Task to carry out: From the listing below, extract every line containing "average".

Dataset rows:

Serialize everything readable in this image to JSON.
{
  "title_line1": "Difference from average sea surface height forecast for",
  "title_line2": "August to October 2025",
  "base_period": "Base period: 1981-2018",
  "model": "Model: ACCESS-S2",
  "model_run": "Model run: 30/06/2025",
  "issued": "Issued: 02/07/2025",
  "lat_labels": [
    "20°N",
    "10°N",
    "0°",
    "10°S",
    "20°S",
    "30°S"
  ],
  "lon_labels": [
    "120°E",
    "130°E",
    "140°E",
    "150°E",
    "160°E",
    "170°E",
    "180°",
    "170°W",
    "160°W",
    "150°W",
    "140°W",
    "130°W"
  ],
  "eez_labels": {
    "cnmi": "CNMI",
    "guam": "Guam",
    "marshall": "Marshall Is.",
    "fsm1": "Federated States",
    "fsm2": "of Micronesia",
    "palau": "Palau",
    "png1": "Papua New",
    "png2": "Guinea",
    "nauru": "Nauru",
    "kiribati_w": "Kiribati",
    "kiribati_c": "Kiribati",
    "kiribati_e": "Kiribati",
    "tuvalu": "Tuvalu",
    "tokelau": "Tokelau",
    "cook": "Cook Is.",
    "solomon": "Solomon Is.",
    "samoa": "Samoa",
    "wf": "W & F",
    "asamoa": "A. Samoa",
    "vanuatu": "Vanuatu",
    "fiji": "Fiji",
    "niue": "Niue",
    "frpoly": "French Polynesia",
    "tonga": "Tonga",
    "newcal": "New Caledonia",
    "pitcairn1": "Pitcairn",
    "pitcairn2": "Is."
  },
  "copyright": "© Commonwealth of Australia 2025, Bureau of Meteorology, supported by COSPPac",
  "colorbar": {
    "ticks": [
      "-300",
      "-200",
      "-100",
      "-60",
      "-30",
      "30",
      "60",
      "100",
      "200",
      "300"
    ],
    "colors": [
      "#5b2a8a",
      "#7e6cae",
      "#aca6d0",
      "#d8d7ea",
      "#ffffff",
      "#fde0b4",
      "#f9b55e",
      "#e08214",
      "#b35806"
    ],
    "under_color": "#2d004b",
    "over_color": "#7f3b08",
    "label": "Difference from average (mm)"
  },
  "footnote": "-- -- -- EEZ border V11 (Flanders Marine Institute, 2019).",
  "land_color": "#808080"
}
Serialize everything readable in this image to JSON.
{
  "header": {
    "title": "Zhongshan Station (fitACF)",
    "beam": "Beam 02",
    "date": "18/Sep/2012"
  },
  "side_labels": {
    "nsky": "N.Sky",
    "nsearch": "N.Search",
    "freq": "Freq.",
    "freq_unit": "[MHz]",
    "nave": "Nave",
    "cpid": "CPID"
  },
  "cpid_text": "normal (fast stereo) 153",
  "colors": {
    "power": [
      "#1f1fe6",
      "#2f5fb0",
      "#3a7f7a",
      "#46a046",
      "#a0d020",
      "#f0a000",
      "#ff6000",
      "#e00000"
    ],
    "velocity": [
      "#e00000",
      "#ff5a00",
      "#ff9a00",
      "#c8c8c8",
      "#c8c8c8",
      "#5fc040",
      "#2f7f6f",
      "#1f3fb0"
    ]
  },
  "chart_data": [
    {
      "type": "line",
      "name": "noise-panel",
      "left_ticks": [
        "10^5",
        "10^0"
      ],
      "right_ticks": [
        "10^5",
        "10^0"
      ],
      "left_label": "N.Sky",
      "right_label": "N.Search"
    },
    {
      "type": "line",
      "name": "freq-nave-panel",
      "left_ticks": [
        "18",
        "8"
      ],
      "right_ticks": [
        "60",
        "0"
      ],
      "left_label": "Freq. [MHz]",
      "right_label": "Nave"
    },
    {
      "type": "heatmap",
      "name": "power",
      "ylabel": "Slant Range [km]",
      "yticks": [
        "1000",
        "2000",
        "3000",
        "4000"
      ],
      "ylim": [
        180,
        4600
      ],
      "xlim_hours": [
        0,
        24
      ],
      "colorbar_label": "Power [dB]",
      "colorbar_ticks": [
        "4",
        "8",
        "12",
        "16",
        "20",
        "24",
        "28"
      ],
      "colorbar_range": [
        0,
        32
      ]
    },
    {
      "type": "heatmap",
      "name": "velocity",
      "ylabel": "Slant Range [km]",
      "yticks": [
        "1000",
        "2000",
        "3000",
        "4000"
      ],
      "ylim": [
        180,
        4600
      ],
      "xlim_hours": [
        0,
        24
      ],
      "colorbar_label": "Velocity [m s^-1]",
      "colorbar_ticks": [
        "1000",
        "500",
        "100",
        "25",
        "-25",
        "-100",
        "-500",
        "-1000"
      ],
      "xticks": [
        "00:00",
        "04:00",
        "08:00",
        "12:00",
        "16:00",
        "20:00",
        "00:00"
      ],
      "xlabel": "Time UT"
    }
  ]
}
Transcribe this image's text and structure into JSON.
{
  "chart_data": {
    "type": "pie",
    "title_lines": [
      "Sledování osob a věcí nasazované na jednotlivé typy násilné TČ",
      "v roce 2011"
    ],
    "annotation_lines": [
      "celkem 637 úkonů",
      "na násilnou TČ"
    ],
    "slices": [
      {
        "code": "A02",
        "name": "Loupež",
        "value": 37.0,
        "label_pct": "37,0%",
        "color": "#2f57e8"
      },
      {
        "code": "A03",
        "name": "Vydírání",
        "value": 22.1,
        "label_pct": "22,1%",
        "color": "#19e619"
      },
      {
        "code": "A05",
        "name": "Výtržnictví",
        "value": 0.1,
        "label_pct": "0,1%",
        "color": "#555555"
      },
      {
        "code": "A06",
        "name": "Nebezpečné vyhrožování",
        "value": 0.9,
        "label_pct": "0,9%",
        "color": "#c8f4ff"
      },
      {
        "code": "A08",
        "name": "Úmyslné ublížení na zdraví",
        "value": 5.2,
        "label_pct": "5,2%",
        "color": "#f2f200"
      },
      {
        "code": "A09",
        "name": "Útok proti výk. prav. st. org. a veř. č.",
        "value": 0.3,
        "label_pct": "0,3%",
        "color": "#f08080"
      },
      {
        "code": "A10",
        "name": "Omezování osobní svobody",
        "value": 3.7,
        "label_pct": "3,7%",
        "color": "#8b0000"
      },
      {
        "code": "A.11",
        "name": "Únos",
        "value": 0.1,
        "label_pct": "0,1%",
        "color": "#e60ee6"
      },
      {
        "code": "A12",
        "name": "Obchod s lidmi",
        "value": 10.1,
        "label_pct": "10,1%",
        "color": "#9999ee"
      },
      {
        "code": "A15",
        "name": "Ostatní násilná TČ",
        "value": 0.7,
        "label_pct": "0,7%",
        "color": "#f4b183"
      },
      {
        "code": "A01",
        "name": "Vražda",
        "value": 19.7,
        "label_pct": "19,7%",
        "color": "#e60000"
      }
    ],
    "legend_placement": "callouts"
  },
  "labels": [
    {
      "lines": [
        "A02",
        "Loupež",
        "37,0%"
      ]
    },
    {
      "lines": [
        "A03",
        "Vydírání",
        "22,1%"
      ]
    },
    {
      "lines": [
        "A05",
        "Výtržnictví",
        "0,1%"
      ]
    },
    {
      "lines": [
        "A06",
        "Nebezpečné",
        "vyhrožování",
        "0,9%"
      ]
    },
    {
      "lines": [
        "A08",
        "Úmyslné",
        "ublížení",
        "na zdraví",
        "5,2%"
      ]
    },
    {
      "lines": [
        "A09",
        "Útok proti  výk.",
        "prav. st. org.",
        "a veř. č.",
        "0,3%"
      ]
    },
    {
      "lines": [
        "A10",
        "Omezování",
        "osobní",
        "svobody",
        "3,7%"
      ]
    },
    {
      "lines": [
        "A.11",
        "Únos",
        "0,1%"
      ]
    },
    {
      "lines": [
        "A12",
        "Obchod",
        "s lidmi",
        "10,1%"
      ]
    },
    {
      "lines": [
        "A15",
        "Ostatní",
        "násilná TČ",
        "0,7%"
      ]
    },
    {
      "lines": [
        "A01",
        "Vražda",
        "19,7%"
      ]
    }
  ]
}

Response below:
  "title_line1": "Difference from average sea surface height forecast for",
    "label": "Difference from average (mm)"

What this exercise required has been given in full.